PASSAGE:

======

On June 5, 2008, Big Terrific, a stand-up comedy show hosted by then-unknowns Jenny Slate, Gabe Liedman, and Max Silvestri, started in earnest in the back bar of the Williamsburg record store Sound Fix. Over the course of the next seven years (which included a venue change to Williamsburg's Cameo), Big Terrific emerged as the best comedy show in the city. Part of the success was the lineups, which have included the likes of Sarah Silverman, Chris Rock, and Aziz Ansari (Ansari in particular has appeared frequently), but mostly it was Jenny, Gabe, and Max, whose friendship created an inviting atmosphere, and whose individual comedy was so consistently hilarious and specific that you knew you were going to have a good time on any given Wednesday night.
Sadly, Big Terrific is ending this week. Tonight is the last show at Cameo, and this Sunday, the trio will do two final shows at Greenpoint's Warsaw. Max has been hosting the shows solo since Gabe joined Jenny in L.A. in 2013, and now Max, as these things go, is also moving out West. To mark the transition, Vulture asked Jenny, Gabe, and Max to interview each other about the show. (As best friends, the conversation is loose, so we bolded sentences that start a new line of discussion.) They talk about how it started, some highlights, some (poop-related) lowlights, and what it's meant for their comedy and their friendship. (They also talk about wet undergarments for awhile!) Big Terrific will be missed.
[The call was scheduled for 11 a.m. Max was slightly late.]
Gabe Liedman: Where is he?
Jenny Slate: Yes!
GL: I don’t even know if I want to do this show anymore.
JS: Me neither. Forget this!
GL: It says 11 o'clock on my fucking oven.
JS: I’m in my bridal gown. I’m in my veil. I am so irritated.
Max Silvestri: Right now, Jenny?
GL: Oh, he’s here.
JS: I put on my bridal gown and my veil at least eight hours prior to Shabbat every Friday. I’m not a fucking bitch.
MS: I don’t get that joke. I just don’t understand. I don’t even know what that is on Friday
GL: Are you not doing the conversion classes?
JS: Max, remember last week, when you called mozzarella balls "matzo balls"?
MS: [Laughs.] Yeah I thought that was a cute joke, and you guys and Leah [Beckmann, Max's girlfriend] were not okay with that.
JS: It is like after all these years, we have all been waiting to jump on you for not being a Jew, and finally, we did it.
MS: So, wait, have we started? Is this it?
JS: I don’t really want to talk to Gabe because I texted him this morning to tell him last night I was so drunk that I got in the shower with my underpants on, and he's been texting me all morning to ask how wet my underpants were, so I don’t want to talk to him anymore because he’s perverted.
GL: It is important for me to know if your panties are wet.
MS: You owe your friend an answer.
MS: Sometimes after I go for a run, I get into the shower with my spandex on, and then that’s how I clean it. This is not a joke.
GL: Wait, what spandex are you wearing?
MS: So, I only have two pairs of gym underwear, and then I wash it in the shower, and then I wring it out over my head and mouth.
JS: Oh, yeah, that makes tons of sense.
GL: I have shorts with built-in underwear, which I don’t like that much, and those bathing suits, too. Remember, Jen, at the beach, I wore them?

======

DATA:
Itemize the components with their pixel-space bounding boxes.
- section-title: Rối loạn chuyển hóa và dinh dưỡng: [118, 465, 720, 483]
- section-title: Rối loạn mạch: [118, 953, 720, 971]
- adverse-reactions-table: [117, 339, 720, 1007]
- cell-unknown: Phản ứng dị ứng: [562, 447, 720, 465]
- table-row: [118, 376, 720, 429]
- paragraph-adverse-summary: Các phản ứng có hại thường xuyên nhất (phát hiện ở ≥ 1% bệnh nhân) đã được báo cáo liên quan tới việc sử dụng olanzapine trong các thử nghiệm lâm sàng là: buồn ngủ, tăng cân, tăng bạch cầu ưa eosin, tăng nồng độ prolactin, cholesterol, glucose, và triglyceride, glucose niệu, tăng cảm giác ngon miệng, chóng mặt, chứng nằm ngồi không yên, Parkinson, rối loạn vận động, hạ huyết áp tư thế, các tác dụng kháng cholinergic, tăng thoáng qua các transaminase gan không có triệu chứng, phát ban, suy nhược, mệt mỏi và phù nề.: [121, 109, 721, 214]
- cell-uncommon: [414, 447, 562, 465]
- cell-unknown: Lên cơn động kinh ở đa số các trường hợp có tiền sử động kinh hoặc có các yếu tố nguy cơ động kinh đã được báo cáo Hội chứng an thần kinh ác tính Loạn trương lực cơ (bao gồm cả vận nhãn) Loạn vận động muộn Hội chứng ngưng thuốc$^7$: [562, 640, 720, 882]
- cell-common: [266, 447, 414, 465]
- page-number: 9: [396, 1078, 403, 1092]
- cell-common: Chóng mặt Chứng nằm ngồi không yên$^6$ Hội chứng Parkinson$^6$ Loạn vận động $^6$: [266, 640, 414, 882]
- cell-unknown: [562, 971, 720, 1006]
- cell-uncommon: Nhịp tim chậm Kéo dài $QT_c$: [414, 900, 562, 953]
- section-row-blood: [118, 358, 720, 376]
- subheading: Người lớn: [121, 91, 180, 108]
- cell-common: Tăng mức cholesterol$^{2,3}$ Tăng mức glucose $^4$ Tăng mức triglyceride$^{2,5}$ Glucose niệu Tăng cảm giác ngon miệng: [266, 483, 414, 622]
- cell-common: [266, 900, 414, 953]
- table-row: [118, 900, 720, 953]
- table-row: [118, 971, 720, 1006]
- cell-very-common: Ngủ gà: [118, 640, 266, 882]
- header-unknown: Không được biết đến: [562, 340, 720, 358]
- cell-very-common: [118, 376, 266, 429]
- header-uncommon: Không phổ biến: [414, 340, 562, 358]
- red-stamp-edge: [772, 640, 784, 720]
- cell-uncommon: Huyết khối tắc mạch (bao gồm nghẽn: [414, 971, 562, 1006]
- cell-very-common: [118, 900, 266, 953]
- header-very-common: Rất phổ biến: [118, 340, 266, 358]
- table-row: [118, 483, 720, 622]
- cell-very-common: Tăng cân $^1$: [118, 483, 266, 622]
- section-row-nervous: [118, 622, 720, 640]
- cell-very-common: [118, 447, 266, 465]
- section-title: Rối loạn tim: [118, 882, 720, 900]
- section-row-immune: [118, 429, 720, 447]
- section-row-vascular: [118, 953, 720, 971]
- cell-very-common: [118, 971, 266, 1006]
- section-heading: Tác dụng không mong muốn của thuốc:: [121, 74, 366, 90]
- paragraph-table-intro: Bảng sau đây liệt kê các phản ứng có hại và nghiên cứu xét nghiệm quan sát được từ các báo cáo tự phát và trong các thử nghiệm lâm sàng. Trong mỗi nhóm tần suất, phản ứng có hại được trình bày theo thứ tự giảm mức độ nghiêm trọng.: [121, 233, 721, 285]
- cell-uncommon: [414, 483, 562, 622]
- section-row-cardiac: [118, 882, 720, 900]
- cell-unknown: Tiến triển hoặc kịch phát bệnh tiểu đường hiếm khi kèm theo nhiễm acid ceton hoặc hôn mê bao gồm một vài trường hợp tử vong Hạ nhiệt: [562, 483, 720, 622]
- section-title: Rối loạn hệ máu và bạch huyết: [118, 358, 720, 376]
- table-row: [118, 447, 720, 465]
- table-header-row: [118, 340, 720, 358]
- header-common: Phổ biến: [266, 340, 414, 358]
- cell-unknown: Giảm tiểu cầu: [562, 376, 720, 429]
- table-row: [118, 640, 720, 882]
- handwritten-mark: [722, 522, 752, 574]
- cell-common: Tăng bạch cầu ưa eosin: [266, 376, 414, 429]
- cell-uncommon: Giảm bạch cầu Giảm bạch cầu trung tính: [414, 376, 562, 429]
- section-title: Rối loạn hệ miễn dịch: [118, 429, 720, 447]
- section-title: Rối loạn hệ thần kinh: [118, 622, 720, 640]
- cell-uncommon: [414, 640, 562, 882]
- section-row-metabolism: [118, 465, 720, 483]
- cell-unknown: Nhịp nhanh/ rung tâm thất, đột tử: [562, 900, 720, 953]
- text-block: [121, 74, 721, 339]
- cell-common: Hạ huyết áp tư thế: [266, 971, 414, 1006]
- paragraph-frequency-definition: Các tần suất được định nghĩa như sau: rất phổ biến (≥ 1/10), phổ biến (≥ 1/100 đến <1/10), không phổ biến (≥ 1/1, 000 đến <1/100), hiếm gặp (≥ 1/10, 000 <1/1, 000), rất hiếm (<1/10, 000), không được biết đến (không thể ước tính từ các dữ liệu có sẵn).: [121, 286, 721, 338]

======

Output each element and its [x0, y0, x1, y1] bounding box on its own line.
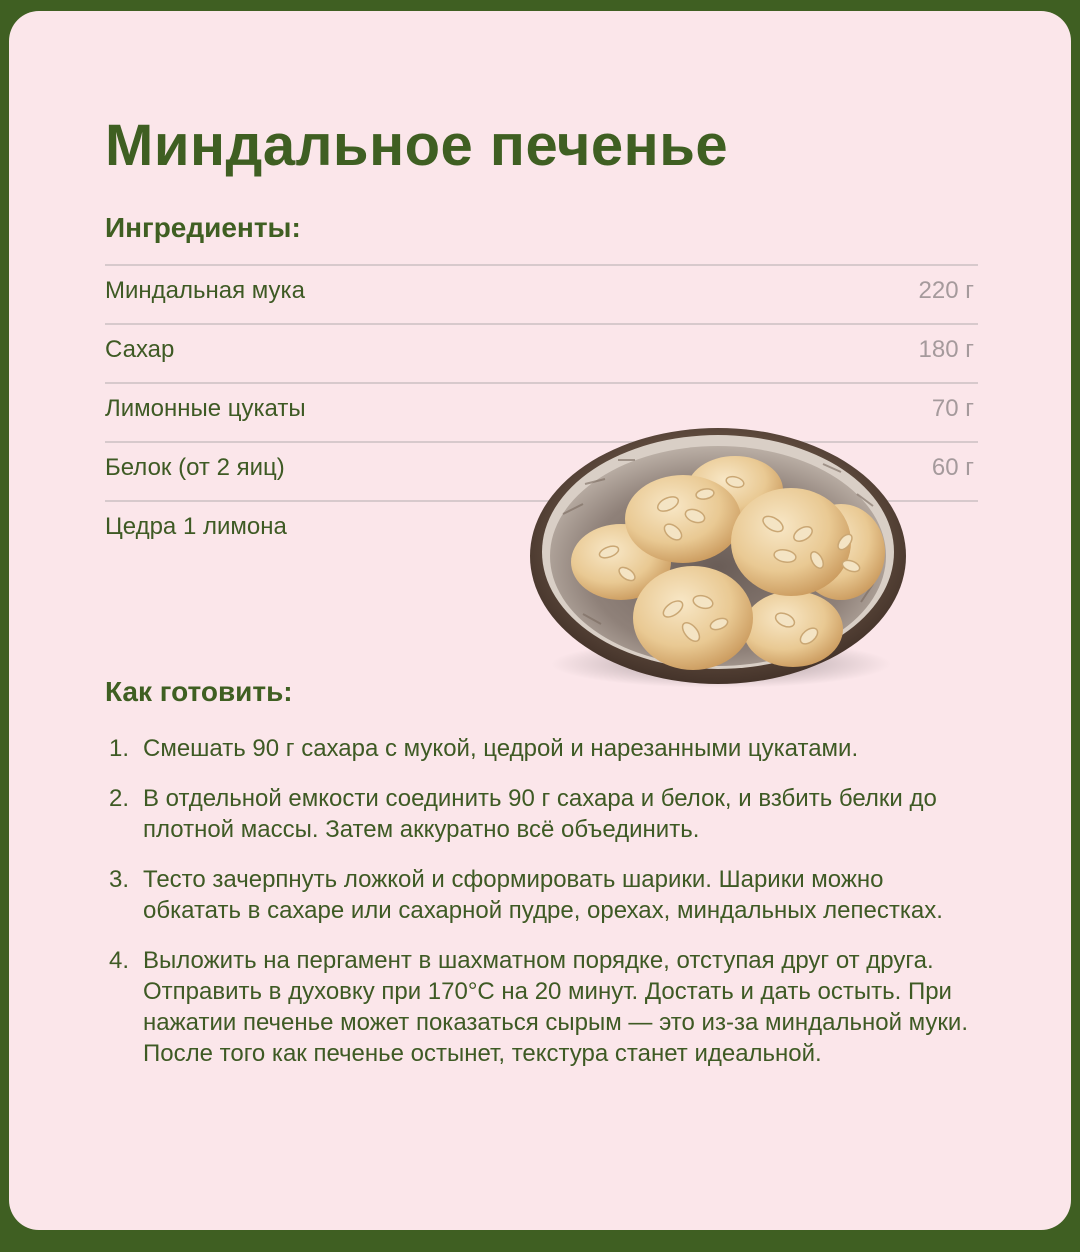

======

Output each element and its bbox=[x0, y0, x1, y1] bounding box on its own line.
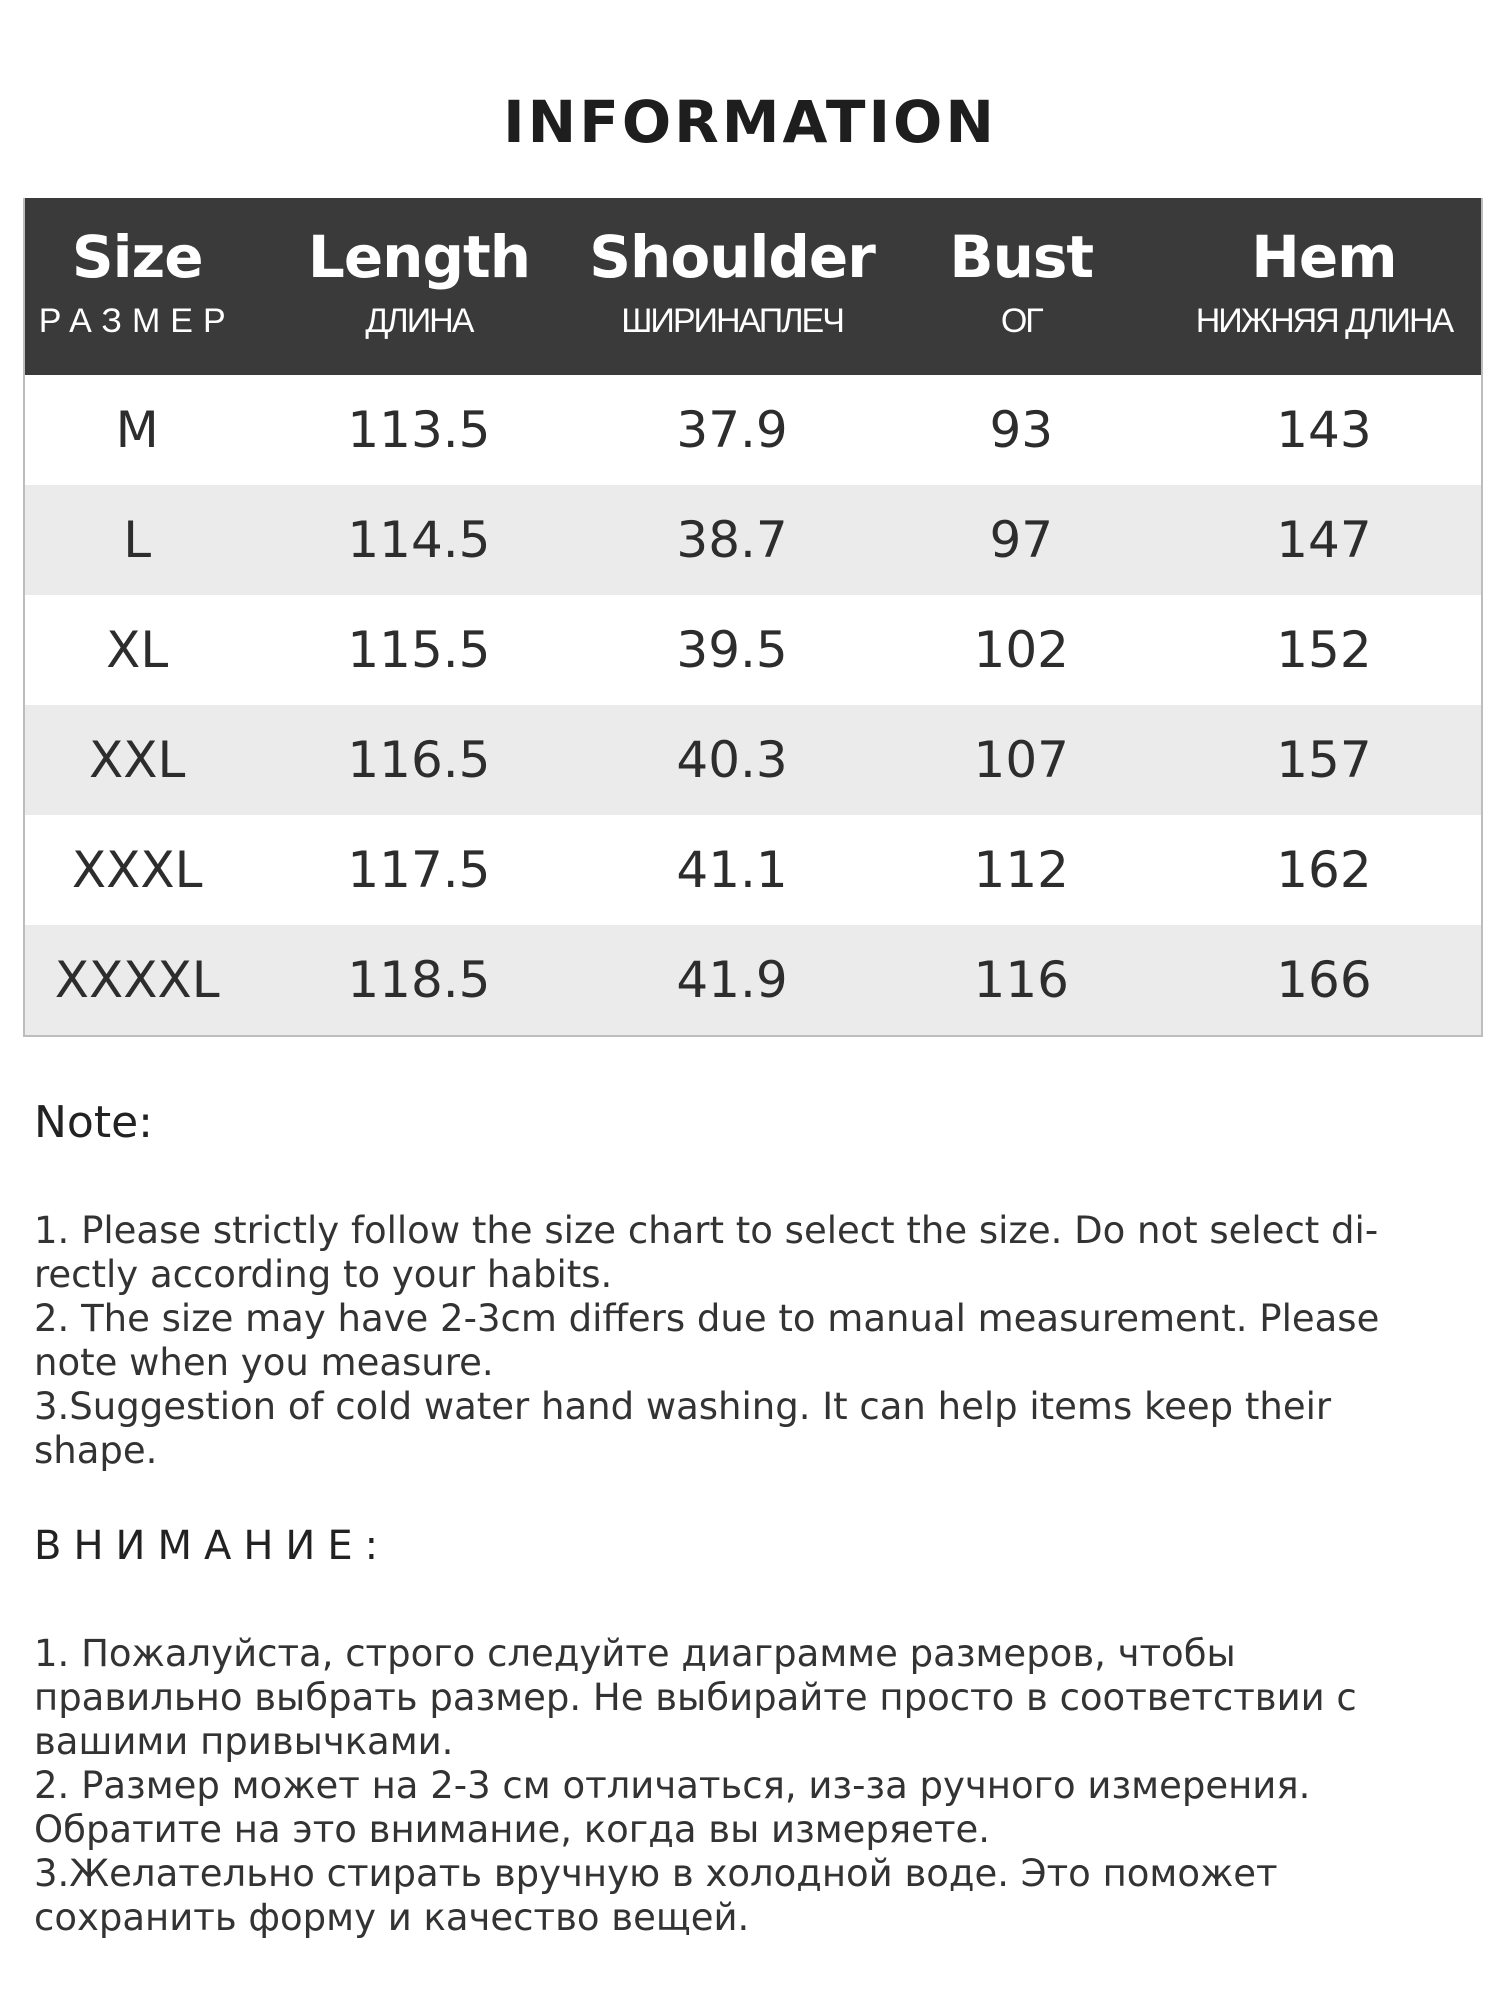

======

Repeat word for word everything in the Big Terrific article from "MS: I don’t" down to "because he’s perverted.".

MS: I don’t get that joke. I just don’t understand. I don’t even know what that is on Friday
GL: Are you not doing the conversion classes?
JS: Max, remember last week, when you called mozzarella balls "matzo balls"?
MS: [Laughs.] Yeah I thought that was a cute joke, and you guys and Leah [Beckmann, Max's girlfriend] were not okay with that.
JS: It is like after all these years, we have all been waiting to jump on you for not being a Jew, and finally, we did it.
MS: So, wait, have we started? Is this it?
JS: I don’t really want to talk to Gabe because I texted him this morning to tell him last night I was so drunk that I got in the shower with my underpants on, and he's been texting me all morning to ask how wet my underpants were, so I don’t want to talk to him anymore because he’s perverted.